> **Dataset rows**
--------------------

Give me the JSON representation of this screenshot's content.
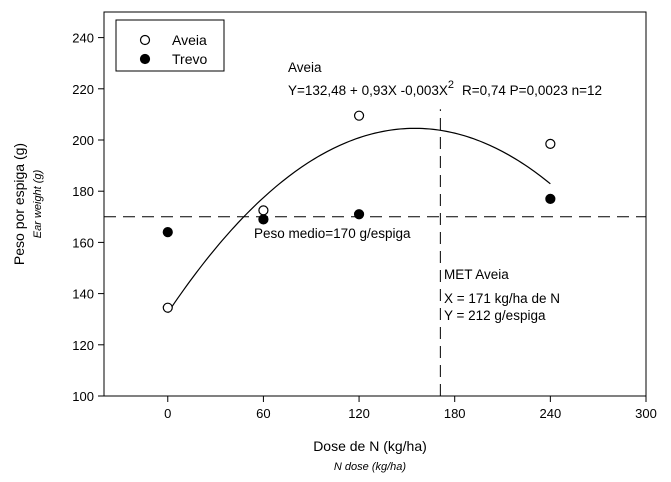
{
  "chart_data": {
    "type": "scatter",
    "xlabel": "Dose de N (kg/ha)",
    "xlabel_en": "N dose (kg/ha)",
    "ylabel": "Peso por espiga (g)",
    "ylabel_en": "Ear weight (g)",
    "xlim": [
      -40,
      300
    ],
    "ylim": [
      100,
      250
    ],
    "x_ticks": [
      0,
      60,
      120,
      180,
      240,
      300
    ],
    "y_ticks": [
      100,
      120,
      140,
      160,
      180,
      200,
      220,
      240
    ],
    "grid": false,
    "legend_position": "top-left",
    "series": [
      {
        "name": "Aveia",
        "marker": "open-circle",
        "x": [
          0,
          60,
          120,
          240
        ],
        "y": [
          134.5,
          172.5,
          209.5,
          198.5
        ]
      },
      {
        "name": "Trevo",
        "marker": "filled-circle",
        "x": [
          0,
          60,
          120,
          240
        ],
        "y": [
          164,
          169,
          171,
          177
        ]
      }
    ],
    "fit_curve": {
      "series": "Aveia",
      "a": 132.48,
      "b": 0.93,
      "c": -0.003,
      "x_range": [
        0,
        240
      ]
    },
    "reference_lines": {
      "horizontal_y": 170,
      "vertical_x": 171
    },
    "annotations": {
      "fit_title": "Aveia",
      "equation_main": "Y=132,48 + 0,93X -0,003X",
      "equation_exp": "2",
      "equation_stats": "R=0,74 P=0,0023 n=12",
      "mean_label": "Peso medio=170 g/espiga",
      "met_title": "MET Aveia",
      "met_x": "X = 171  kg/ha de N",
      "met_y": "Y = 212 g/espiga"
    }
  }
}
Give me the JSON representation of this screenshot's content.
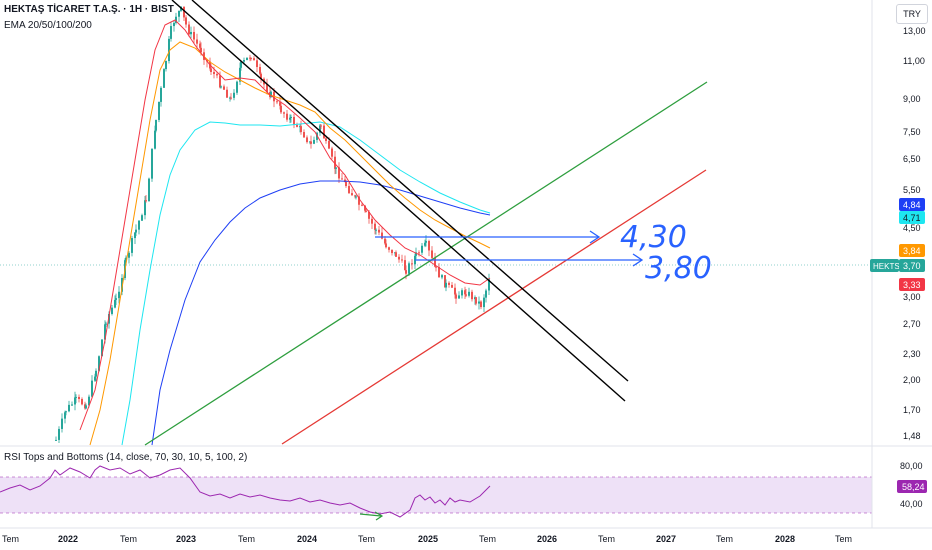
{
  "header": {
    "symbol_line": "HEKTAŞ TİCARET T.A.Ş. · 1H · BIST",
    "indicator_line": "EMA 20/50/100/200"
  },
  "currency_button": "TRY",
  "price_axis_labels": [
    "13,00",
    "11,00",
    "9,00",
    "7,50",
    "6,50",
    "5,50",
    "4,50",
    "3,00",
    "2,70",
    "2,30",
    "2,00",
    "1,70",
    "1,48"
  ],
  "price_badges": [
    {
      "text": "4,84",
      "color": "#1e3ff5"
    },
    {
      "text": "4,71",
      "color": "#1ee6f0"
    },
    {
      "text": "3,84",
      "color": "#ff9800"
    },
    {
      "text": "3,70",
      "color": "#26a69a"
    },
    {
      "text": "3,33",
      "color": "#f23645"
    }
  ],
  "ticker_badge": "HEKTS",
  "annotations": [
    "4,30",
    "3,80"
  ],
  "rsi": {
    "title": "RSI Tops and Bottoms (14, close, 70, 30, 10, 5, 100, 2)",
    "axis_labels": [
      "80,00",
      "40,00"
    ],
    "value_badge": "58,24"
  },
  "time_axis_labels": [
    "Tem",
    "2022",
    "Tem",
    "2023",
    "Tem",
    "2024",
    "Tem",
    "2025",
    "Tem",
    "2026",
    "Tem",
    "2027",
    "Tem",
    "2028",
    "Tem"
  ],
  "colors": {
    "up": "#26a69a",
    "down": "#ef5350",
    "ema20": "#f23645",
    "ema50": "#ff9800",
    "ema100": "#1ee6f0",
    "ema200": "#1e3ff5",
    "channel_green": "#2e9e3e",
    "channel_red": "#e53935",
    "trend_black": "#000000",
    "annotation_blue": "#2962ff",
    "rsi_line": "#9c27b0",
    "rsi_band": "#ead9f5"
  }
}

--------------------

Which lines above contain "marker"? Show each of them.

        "marker": "open-circle",
        "marker": "filled-circle",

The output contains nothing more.